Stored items
--- START ---
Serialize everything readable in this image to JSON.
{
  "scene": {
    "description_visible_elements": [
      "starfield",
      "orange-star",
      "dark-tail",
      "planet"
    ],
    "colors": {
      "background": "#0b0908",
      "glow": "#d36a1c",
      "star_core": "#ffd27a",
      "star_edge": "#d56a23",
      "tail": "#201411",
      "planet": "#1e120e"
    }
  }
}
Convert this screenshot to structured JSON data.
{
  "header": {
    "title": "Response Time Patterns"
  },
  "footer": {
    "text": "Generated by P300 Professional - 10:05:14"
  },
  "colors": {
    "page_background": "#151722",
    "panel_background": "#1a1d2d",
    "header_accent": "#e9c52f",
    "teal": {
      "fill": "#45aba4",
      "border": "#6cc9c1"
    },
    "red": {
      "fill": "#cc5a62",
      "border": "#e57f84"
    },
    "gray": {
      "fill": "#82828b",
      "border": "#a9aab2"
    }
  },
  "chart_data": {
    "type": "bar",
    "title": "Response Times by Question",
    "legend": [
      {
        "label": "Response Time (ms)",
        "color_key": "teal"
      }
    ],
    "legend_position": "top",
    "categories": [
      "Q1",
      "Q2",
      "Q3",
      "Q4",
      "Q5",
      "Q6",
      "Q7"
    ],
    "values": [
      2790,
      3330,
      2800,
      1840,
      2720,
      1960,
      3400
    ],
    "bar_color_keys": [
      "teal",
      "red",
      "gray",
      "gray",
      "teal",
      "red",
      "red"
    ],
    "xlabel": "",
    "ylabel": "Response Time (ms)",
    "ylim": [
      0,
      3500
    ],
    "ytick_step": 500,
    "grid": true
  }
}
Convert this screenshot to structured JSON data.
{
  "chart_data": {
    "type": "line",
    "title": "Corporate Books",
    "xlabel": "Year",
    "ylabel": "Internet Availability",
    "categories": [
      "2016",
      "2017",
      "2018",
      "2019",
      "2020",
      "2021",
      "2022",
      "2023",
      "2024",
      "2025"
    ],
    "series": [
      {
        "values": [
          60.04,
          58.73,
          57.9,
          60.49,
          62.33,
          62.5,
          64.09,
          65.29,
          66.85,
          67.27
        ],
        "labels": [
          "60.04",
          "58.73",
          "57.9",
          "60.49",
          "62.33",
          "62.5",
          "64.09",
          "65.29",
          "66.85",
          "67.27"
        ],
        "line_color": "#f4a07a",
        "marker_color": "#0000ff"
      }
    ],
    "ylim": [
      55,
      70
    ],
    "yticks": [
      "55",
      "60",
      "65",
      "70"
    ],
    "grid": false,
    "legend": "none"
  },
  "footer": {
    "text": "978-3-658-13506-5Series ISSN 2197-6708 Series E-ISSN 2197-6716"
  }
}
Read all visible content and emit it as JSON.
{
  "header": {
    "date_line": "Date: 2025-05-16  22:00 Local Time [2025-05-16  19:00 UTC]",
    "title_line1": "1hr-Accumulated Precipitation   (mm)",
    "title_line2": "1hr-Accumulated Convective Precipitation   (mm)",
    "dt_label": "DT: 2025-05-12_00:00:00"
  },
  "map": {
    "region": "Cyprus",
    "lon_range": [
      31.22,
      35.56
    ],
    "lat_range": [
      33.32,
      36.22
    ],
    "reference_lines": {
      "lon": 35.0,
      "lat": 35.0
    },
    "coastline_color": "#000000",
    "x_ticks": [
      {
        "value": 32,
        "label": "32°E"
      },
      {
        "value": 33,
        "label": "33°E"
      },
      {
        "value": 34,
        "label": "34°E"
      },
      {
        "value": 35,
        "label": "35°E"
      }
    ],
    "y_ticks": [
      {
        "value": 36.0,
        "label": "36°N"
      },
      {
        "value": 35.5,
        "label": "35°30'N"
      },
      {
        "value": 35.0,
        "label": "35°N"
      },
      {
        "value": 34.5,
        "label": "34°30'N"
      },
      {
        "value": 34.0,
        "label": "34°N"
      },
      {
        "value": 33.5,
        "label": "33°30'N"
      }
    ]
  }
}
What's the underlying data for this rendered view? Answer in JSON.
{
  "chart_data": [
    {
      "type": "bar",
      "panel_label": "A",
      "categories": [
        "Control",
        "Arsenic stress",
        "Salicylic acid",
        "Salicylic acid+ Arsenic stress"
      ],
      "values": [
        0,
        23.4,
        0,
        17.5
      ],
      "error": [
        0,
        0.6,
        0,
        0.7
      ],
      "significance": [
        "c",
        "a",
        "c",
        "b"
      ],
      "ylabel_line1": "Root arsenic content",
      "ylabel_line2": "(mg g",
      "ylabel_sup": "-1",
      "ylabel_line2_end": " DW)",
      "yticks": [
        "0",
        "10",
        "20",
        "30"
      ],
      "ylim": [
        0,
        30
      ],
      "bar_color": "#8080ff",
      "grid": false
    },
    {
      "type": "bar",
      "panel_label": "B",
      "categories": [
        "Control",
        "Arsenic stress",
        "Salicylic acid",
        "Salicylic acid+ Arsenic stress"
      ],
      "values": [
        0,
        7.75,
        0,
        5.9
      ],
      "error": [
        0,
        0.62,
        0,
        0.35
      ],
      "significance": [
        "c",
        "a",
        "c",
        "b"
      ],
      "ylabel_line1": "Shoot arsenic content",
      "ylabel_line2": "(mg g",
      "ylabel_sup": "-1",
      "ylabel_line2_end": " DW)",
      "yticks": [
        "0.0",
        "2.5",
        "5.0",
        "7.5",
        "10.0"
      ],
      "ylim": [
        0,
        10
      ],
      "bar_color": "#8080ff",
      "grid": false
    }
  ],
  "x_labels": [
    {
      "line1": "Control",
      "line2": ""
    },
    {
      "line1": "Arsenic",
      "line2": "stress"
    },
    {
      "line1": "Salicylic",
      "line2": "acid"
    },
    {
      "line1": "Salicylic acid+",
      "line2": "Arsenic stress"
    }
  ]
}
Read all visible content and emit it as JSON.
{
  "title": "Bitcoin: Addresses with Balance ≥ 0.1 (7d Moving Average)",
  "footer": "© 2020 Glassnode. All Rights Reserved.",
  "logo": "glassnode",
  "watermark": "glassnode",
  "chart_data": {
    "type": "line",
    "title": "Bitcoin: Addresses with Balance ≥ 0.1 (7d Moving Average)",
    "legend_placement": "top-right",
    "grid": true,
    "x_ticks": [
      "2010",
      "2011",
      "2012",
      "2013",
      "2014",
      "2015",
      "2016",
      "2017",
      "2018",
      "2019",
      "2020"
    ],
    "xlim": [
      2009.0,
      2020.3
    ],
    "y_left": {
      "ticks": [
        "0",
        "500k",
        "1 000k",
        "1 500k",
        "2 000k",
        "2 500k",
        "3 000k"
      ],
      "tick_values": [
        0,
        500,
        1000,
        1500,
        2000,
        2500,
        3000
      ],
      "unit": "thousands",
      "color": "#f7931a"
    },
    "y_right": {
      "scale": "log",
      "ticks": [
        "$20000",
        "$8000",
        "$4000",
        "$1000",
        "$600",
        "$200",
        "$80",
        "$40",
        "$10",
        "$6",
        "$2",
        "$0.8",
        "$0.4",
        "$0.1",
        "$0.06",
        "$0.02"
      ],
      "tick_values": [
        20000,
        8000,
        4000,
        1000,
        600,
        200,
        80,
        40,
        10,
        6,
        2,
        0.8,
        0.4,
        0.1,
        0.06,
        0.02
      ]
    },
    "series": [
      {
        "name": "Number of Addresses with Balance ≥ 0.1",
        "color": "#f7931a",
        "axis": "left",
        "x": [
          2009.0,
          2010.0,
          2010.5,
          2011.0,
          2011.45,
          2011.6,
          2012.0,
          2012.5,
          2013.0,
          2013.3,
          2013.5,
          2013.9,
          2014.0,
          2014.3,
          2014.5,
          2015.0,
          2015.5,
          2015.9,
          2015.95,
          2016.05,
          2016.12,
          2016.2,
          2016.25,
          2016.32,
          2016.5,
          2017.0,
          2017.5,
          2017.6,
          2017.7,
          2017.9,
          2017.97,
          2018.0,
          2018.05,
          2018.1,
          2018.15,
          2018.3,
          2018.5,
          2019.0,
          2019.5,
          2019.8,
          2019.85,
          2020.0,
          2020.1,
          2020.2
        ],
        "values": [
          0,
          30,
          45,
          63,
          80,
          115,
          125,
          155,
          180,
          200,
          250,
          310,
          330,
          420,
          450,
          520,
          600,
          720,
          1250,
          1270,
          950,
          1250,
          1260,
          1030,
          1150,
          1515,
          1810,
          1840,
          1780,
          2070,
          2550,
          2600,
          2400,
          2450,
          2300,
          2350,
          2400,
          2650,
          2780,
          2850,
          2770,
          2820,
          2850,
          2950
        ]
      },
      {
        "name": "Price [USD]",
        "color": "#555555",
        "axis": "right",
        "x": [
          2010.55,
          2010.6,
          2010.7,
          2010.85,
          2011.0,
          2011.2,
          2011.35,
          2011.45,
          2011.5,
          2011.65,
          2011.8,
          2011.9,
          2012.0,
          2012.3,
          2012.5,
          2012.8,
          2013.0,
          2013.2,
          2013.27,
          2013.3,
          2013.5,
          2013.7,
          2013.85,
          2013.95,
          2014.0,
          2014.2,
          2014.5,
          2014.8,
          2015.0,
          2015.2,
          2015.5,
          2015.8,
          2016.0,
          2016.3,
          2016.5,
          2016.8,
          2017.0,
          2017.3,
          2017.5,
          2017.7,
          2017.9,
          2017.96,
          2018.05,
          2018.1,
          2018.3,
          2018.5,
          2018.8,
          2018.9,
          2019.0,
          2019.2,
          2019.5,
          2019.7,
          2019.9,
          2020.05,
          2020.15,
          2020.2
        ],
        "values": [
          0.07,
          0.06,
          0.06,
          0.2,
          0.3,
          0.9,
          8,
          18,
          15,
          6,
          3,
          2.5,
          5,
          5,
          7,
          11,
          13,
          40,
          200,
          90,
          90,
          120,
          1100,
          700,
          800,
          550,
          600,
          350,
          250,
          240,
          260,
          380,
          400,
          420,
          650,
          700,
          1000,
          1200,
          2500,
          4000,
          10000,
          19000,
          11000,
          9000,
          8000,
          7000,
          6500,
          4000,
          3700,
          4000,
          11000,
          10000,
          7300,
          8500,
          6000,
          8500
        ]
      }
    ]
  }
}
--- END ---
§ **Task brief**: From the data above, copy each line where the string "name" appears.

§ **Result of this task**:
        "name": "Number of Addresses with Balance ≥ 0.1",
        "name": "Price [USD]",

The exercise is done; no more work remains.